STATED TASK
Gather up the lines that contain "text".

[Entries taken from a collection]
====================
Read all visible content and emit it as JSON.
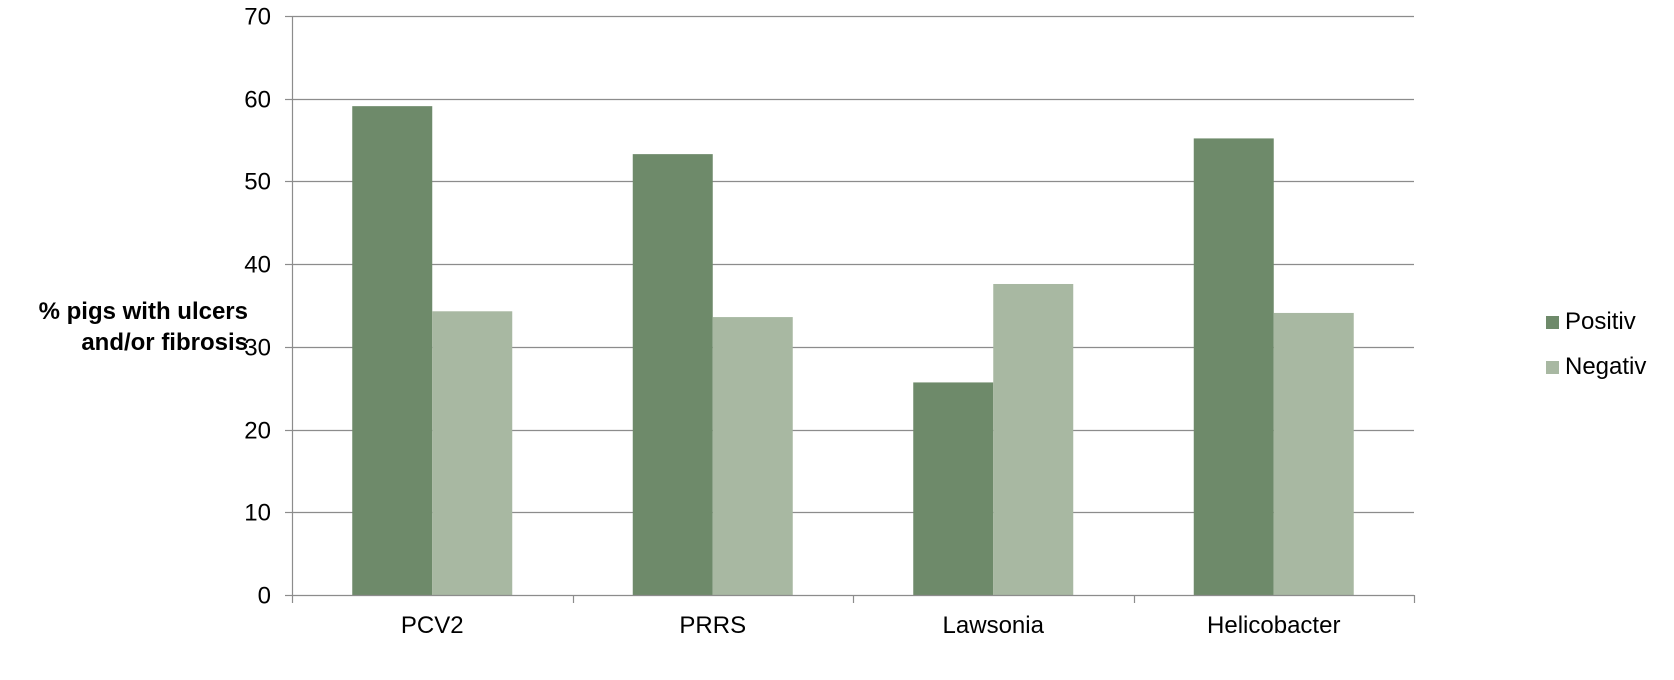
{
  "chart_data": {
    "type": "bar",
    "categories": [
      "PCV2",
      "PRRS",
      "Lawsonia",
      "Helicobacter"
    ],
    "series": [
      {
        "name": "Positiv",
        "values": [
          59.1,
          53.3,
          25.7,
          55.2
        ],
        "color": "#6e8a6a"
      },
      {
        "name": "Negativ",
        "values": [
          34.3,
          33.6,
          37.6,
          34.1
        ],
        "color": "#a8b8a2"
      }
    ],
    "title": "",
    "xlabel": "",
    "ylabel_lines": [
      "% pigs with ulcers",
      "and/or fibrosis"
    ],
    "ylim": [
      0,
      70
    ],
    "yticks": [
      0,
      10,
      20,
      30,
      40,
      50,
      60,
      70
    ],
    "grid": true,
    "legend_position": "right"
  }
}
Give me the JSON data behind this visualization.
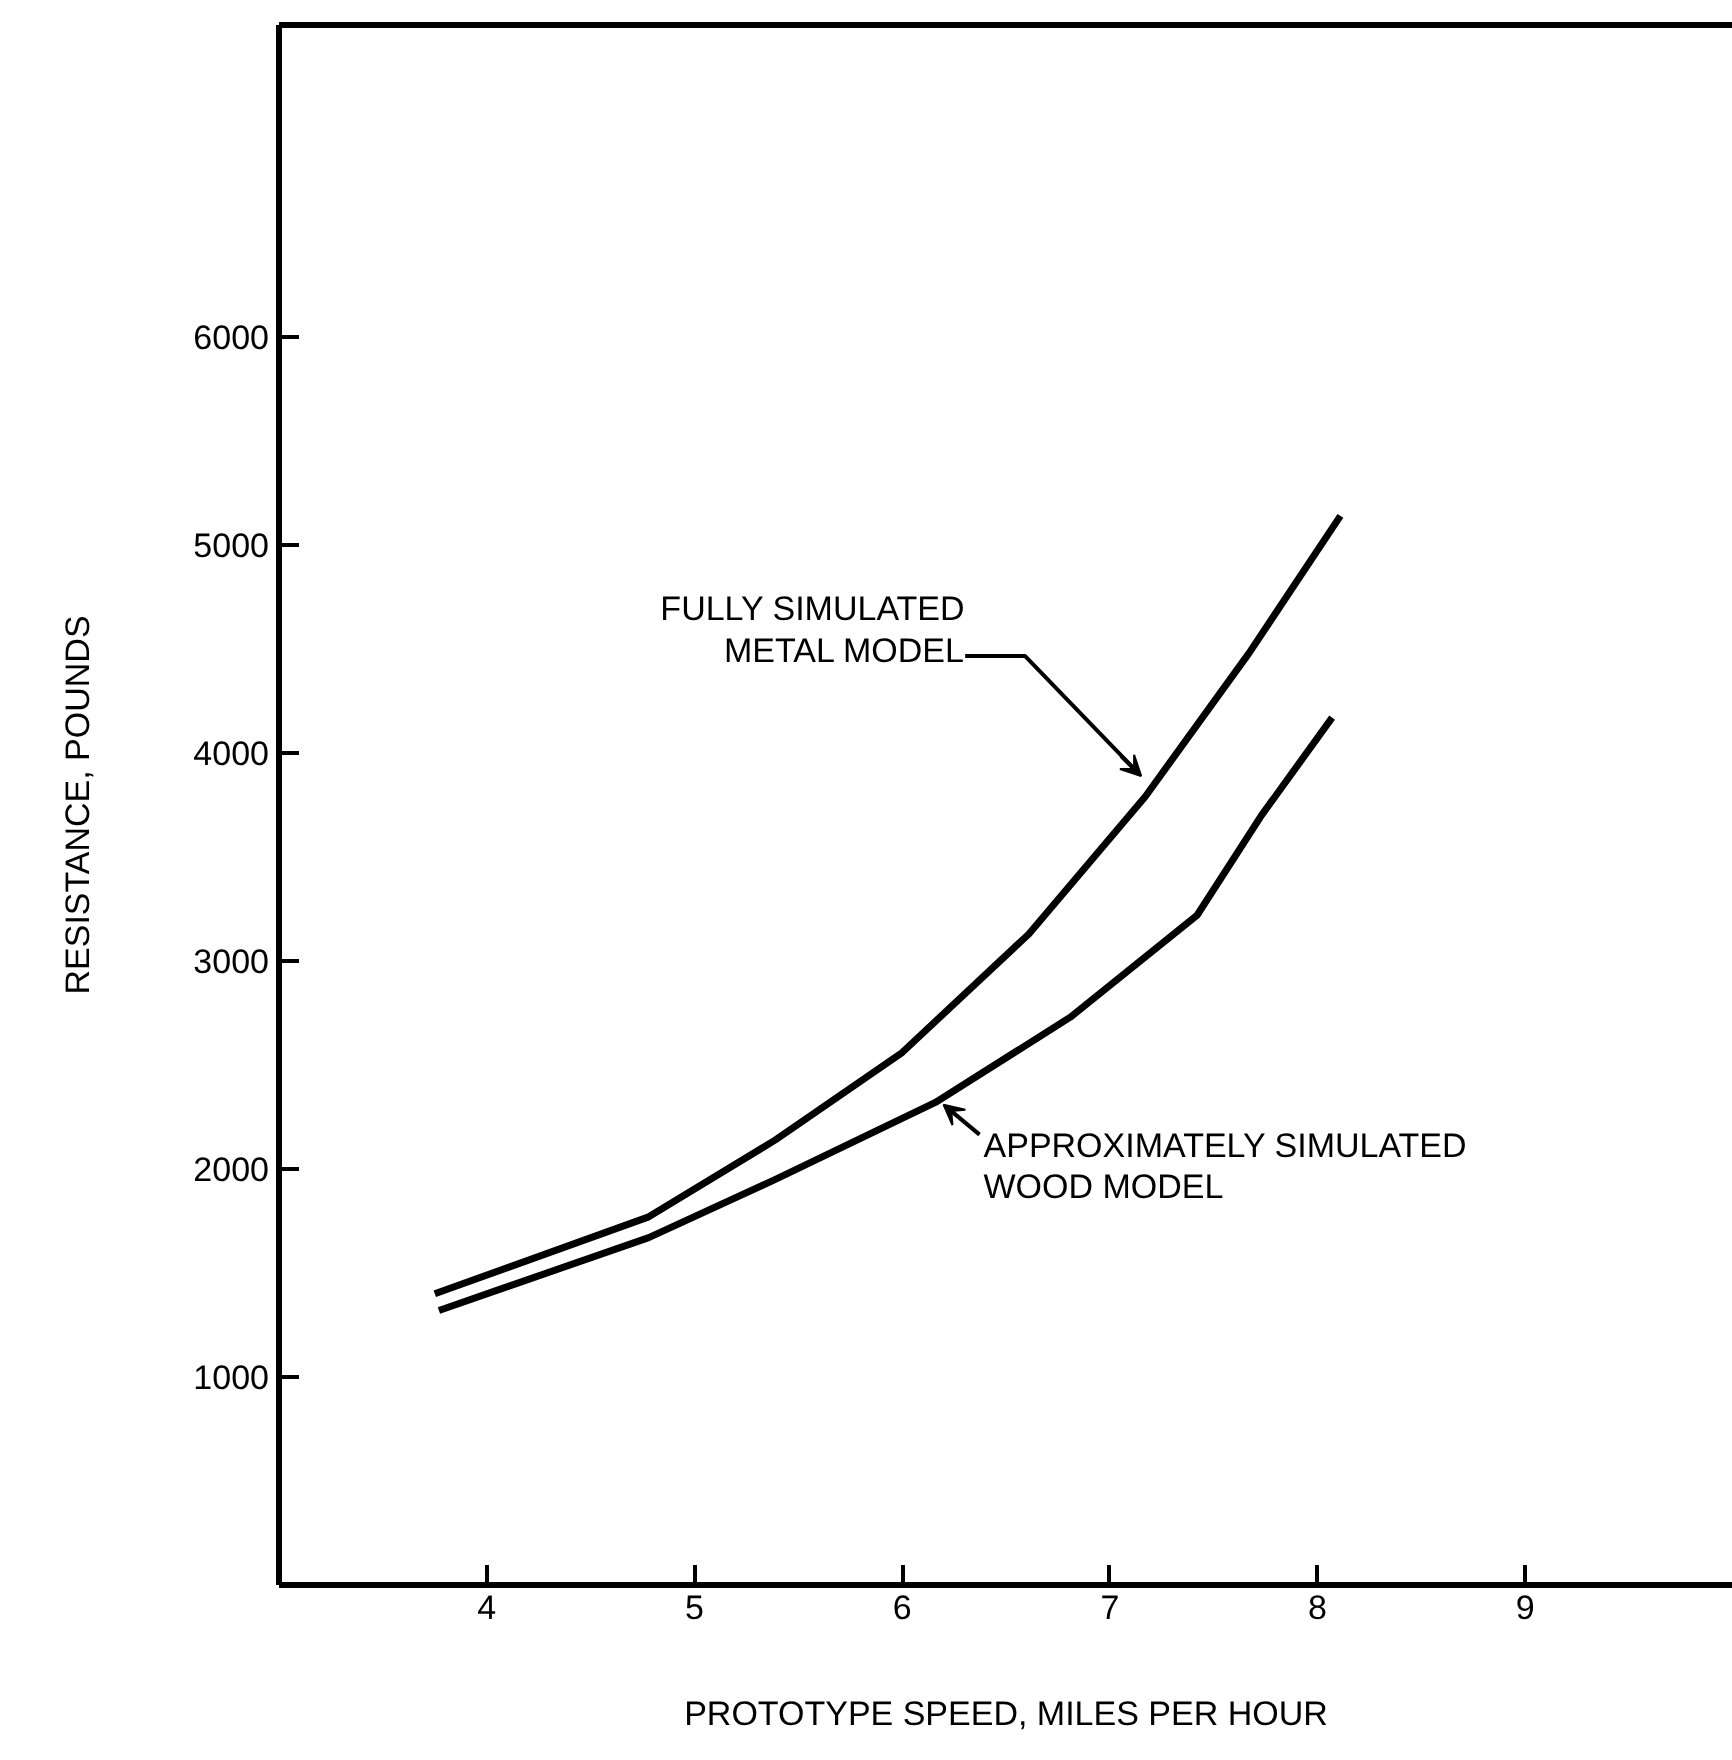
{
  "chart_data": {
    "type": "line",
    "xlabel": "PROTOTYPE SPEED, MILES PER HOUR",
    "ylabel": "RESISTANCE, POUNDS",
    "xlim": [
      3,
      10
    ],
    "ylim": [
      0,
      7500
    ],
    "xticks": [
      4,
      5,
      6,
      7,
      8,
      9
    ],
    "yticks": [
      1000,
      2000,
      3000,
      4000,
      5000,
      6000
    ],
    "line_style": "solid",
    "series": [
      {
        "color": "#000000",
        "x": [
          3.75,
          4.78,
          5.39,
          6.0,
          6.61,
          7.17,
          7.67,
          8.11
        ],
        "values": [
          1400,
          1770,
          2140,
          2560,
          3130,
          3790,
          4480,
          5140
        ]
      },
      {
        "color": "#000000",
        "x": [
          3.77,
          4.78,
          5.39,
          6.16,
          6.81,
          7.42,
          7.73,
          8.07
        ],
        "values": [
          1320,
          1670,
          1950,
          2320,
          2730,
          3220,
          3700,
          4170
        ]
      }
    ],
    "annotations": [
      {
        "text": "FULLY SIMULATED\nMETAL MODEL",
        "x": 7.17,
        "y": 3870
      },
      {
        "text": "APPROXIMATELY SIMULATED\nWOOD MODEL",
        "x": 6.18,
        "y": 2300
      }
    ]
  }
}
====================
TASK RESPONSE
        "text": "FULLY SIMULATED\nMETAL MODEL",
        "text": "APPROXIMATELY SIMULATED\nWOOD MODEL",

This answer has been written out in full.